··· Source records ···
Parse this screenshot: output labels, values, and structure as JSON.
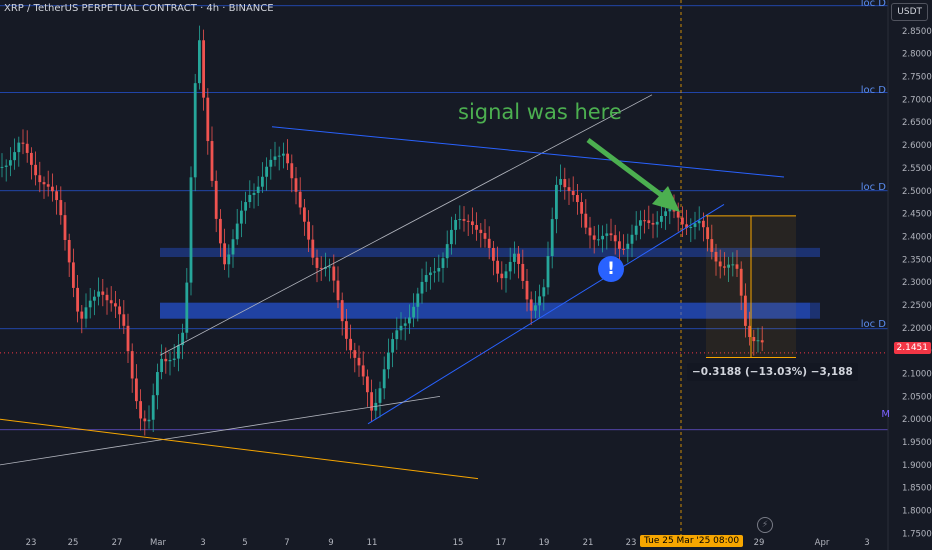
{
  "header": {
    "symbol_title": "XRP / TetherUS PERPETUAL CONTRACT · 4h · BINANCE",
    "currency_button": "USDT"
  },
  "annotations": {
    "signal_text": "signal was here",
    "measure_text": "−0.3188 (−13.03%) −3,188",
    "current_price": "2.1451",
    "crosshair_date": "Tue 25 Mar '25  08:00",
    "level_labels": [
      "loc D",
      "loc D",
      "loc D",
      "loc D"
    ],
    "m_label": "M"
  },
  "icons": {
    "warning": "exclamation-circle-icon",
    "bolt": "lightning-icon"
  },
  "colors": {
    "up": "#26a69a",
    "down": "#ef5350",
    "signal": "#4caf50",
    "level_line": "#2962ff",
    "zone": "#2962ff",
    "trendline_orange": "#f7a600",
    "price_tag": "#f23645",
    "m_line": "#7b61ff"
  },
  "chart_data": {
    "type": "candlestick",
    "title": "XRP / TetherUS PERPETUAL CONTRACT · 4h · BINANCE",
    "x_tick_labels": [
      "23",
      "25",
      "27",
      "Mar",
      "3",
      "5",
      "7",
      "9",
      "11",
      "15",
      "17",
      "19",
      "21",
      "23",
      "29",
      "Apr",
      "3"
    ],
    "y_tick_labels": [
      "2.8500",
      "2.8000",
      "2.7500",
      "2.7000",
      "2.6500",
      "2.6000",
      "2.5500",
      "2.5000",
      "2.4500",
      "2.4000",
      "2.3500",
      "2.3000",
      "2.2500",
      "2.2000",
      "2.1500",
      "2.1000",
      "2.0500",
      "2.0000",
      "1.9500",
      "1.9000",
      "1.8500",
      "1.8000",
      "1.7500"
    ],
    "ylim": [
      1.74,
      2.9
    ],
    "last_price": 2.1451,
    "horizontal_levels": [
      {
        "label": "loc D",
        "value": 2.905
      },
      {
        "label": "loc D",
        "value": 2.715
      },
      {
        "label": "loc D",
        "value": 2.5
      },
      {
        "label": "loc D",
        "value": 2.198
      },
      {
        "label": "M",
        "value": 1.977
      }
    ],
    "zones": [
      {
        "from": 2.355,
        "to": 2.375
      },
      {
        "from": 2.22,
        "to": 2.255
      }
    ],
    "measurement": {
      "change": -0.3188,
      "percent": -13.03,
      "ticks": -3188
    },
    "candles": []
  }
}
···
··· Source records ···
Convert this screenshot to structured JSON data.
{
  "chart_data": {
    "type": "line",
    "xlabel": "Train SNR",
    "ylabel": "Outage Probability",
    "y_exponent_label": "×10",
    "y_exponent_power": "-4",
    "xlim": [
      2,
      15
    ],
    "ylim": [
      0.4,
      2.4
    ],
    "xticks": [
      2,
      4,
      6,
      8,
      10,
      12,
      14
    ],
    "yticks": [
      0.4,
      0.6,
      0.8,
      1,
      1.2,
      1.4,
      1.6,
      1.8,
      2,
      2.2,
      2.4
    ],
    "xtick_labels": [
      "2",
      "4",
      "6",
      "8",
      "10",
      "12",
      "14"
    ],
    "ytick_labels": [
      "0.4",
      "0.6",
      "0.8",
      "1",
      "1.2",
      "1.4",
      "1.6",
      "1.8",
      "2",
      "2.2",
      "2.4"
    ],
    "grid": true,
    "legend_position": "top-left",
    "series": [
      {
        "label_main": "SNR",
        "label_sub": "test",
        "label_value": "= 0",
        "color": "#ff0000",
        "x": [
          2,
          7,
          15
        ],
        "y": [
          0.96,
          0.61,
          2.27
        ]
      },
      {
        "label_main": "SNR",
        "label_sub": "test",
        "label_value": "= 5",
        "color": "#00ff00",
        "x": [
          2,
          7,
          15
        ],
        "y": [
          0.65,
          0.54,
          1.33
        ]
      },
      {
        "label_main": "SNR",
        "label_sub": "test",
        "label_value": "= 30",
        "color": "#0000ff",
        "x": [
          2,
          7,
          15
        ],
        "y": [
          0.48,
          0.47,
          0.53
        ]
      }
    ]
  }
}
···
··· Source records ···
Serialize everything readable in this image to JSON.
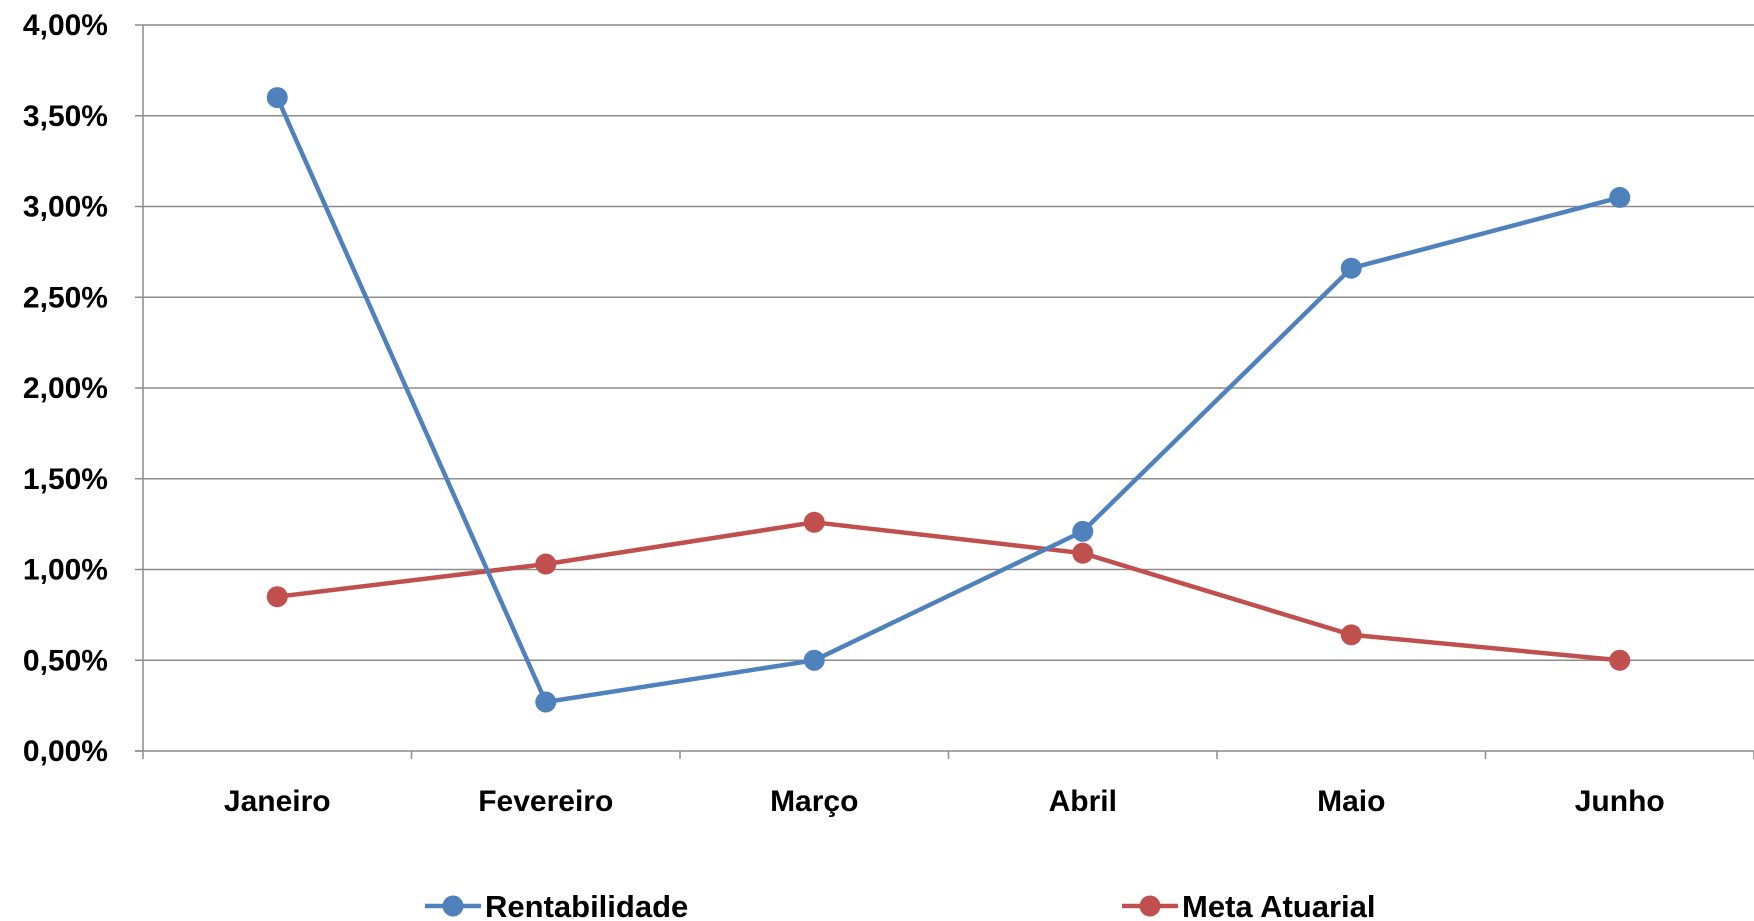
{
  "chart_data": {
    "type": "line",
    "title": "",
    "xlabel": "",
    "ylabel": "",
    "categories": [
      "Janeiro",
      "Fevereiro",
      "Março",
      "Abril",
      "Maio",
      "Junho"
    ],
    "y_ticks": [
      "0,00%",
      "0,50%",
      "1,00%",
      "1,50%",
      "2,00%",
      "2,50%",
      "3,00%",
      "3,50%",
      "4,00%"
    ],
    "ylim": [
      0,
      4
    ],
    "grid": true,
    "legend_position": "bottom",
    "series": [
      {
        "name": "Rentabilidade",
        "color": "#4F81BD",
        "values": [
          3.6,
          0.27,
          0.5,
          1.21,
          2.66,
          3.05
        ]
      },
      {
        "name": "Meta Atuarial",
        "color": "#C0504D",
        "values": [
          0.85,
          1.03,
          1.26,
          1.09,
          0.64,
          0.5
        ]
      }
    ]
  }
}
···
Task prompt → Find the string "PERPETUAL" in the entries above and return each line that holds it.

Finished task →
    "symbol_title": "XRP / TetherUS PERPETUAL CONTRACT · 4h · BINANCE",
    "title": "XRP / TetherUS PERPETUAL CONTRACT · 4h · BINANCE",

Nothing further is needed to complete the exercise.